>> START Given data

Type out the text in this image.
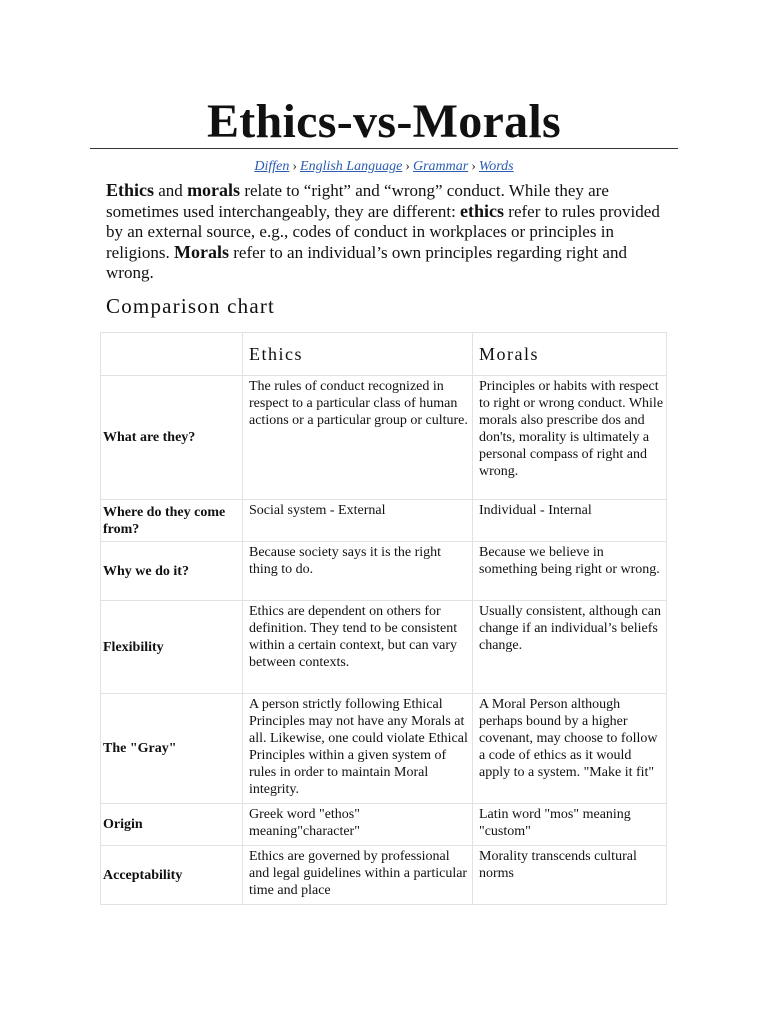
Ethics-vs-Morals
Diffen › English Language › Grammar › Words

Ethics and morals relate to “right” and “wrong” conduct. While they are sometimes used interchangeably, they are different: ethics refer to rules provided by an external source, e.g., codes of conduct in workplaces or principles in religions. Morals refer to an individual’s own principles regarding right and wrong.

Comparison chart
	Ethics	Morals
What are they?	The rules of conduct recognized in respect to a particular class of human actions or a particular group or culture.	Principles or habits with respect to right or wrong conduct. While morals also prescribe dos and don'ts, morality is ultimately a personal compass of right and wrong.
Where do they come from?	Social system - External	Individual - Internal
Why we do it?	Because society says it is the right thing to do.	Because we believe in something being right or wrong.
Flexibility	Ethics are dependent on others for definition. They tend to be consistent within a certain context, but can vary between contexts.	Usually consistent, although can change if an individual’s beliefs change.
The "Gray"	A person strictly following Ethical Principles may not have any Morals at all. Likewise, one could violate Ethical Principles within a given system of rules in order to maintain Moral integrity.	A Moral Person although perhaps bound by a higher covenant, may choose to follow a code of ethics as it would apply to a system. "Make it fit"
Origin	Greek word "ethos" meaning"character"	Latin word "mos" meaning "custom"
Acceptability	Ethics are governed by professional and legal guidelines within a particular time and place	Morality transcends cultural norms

>> END Given data

* [Task brief]: Give only the number of lines in the material above that hold the word "although".

* [Answer to this problem]: 2